--- START OF RECORDS TO USE ---

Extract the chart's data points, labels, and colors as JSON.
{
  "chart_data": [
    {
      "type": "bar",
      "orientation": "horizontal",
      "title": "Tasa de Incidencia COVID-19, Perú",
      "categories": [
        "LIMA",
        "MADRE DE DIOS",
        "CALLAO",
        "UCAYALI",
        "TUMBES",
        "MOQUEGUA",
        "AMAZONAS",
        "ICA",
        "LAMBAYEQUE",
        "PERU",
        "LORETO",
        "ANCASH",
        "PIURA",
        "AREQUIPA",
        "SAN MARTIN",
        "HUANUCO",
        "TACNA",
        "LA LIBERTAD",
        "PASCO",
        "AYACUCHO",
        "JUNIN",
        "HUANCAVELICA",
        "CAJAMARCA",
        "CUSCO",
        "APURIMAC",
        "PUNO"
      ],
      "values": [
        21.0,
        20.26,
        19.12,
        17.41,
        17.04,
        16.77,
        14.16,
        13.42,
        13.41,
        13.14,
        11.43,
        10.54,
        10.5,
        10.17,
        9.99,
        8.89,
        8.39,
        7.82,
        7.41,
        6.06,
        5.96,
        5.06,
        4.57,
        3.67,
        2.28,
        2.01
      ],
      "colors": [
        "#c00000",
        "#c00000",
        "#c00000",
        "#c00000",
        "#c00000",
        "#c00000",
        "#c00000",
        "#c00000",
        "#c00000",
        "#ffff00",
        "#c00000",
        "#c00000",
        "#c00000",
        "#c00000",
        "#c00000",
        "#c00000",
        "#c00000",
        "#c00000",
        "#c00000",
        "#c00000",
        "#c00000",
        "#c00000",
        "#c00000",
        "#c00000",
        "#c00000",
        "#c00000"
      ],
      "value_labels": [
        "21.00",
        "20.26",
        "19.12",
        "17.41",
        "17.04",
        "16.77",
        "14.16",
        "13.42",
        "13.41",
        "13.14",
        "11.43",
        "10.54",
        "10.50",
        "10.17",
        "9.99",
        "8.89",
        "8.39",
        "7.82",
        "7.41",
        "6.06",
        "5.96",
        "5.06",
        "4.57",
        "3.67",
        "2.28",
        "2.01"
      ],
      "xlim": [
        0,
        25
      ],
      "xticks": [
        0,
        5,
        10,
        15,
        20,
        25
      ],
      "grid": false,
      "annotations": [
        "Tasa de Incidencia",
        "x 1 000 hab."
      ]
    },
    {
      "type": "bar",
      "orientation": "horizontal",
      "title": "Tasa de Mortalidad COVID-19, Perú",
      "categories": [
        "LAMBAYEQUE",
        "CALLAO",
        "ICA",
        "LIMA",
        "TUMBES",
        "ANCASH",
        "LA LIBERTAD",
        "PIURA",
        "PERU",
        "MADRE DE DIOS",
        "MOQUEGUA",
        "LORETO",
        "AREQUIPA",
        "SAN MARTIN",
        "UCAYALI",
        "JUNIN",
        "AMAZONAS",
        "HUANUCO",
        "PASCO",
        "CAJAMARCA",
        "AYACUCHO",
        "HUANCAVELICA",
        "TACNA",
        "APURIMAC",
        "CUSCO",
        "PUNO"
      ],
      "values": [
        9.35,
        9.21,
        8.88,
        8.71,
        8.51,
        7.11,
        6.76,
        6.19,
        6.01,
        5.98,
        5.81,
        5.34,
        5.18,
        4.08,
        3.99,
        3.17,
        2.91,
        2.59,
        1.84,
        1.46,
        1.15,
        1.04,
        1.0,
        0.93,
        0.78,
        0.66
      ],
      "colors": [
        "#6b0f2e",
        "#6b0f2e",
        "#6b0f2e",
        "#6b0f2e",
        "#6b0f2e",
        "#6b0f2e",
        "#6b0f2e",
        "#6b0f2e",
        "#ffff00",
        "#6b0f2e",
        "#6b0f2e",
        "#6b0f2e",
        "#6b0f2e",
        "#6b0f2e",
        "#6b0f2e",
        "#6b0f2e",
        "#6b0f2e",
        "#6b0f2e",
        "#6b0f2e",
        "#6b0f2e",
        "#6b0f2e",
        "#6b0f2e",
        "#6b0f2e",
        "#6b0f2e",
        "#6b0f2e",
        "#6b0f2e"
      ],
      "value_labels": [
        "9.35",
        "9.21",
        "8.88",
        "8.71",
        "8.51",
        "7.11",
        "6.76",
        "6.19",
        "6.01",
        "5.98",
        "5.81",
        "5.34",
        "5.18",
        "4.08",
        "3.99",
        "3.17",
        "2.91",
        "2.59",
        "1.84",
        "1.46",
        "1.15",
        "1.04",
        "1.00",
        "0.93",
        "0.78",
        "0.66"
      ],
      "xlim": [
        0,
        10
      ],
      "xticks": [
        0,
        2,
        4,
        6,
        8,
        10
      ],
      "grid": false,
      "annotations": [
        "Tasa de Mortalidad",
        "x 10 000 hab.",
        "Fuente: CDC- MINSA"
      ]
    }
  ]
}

--- END OF RECORDS TO USE ---

EXERCISE OBJECTIVE
Return all the data exactly as given.

CORRECT OUTPUT
Extract the chart's data points, labels, and colors as JSON.
{
  "chart_data": [
    {
      "type": "bar",
      "orientation": "horizontal",
      "title": "Tasa de Incidencia COVID-19, Perú",
      "categories": [
        "LIMA",
        "MADRE DE DIOS",
        "CALLAO",
        "UCAYALI",
        "TUMBES",
        "MOQUEGUA",
        "AMAZONAS",
        "ICA",
        "LAMBAYEQUE",
        "PERU",
        "LORETO",
        "ANCASH",
        "PIURA",
        "AREQUIPA",
        "SAN MARTIN",
        "HUANUCO",
        "TACNA",
        "LA LIBERTAD",
        "PASCO",
        "AYACUCHO",
        "JUNIN",
        "HUANCAVELICA",
        "CAJAMARCA",
        "CUSCO",
        "APURIMAC",
        "PUNO"
      ],
      "values": [
        21.0,
        20.26,
        19.12,
        17.41,
        17.04,
        16.77,
        14.16,
        13.42,
        13.41,
        13.14,
        11.43,
        10.54,
        10.5,
        10.17,
        9.99,
        8.89,
        8.39,
        7.82,
        7.41,
        6.06,
        5.96,
        5.06,
        4.57,
        3.67,
        2.28,
        2.01
      ],
      "colors": [
        "#c00000",
        "#c00000",
        "#c00000",
        "#c00000",
        "#c00000",
        "#c00000",
        "#c00000",
        "#c00000",
        "#c00000",
        "#ffff00",
        "#c00000",
        "#c00000",
        "#c00000",
        "#c00000",
        "#c00000",
        "#c00000",
        "#c00000",
        "#c00000",
        "#c00000",
        "#c00000",
        "#c00000",
        "#c00000",
        "#c00000",
        "#c00000",
        "#c00000",
        "#c00000"
      ],
      "value_labels": [
        "21.00",
        "20.26",
        "19.12",
        "17.41",
        "17.04",
        "16.77",
        "14.16",
        "13.42",
        "13.41",
        "13.14",
        "11.43",
        "10.54",
        "10.50",
        "10.17",
        "9.99",
        "8.89",
        "8.39",
        "7.82",
        "7.41",
        "6.06",
        "5.96",
        "5.06",
        "4.57",
        "3.67",
        "2.28",
        "2.01"
      ],
      "xlim": [
        0,
        25
      ],
      "xticks": [
        0,
        5,
        10,
        15,
        20,
        25
      ],
      "grid": false,
      "annotations": [
        "Tasa de Incidencia",
        "x 1 000 hab."
      ]
    },
    {
      "type": "bar",
      "orientation": "horizontal",
      "title": "Tasa de Mortalidad COVID-19, Perú",
      "categories": [
        "LAMBAYEQUE",
        "CALLAO",
        "ICA",
        "LIMA",
        "TUMBES",
        "ANCASH",
        "LA LIBERTAD",
        "PIURA",
        "PERU",
        "MADRE DE DIOS",
        "MOQUEGUA",
        "LORETO",
        "AREQUIPA",
        "SAN MARTIN",
        "UCAYALI",
        "JUNIN",
        "AMAZONAS",
        "HUANUCO",
        "PASCO",
        "CAJAMARCA",
        "AYACUCHO",
        "HUANCAVELICA",
        "TACNA",
        "APURIMAC",
        "CUSCO",
        "PUNO"
      ],
      "values": [
        9.35,
        9.21,
        8.88,
        8.71,
        8.51,
        7.11,
        6.76,
        6.19,
        6.01,
        5.98,
        5.81,
        5.34,
        5.18,
        4.08,
        3.99,
        3.17,
        2.91,
        2.59,
        1.84,
        1.46,
        1.15,
        1.04,
        1.0,
        0.93,
        0.78,
        0.66
      ],
      "colors": [
        "#6b0f2e",
        "#6b0f2e",
        "#6b0f2e",
        "#6b0f2e",
        "#6b0f2e",
        "#6b0f2e",
        "#6b0f2e",
        "#6b0f2e",
        "#ffff00",
        "#6b0f2e",
        "#6b0f2e",
        "#6b0f2e",
        "#6b0f2e",
        "#6b0f2e",
        "#6b0f2e",
        "#6b0f2e",
        "#6b0f2e",
        "#6b0f2e",
        "#6b0f2e",
        "#6b0f2e",
        "#6b0f2e",
        "#6b0f2e",
        "#6b0f2e",
        "#6b0f2e",
        "#6b0f2e",
        "#6b0f2e"
      ],
      "value_labels": [
        "9.35",
        "9.21",
        "8.88",
        "8.71",
        "8.51",
        "7.11",
        "6.76",
        "6.19",
        "6.01",
        "5.98",
        "5.81",
        "5.34",
        "5.18",
        "4.08",
        "3.99",
        "3.17",
        "2.91",
        "2.59",
        "1.84",
        "1.46",
        "1.15",
        "1.04",
        "1.00",
        "0.93",
        "0.78",
        "0.66"
      ],
      "xlim": [
        0,
        10
      ],
      "xticks": [
        0,
        2,
        4,
        6,
        8,
        10
      ],
      "grid": false,
      "annotations": [
        "Tasa de Mortalidad",
        "x 10 000 hab.",
        "Fuente: CDC- MINSA"
      ]
    }
  ]
}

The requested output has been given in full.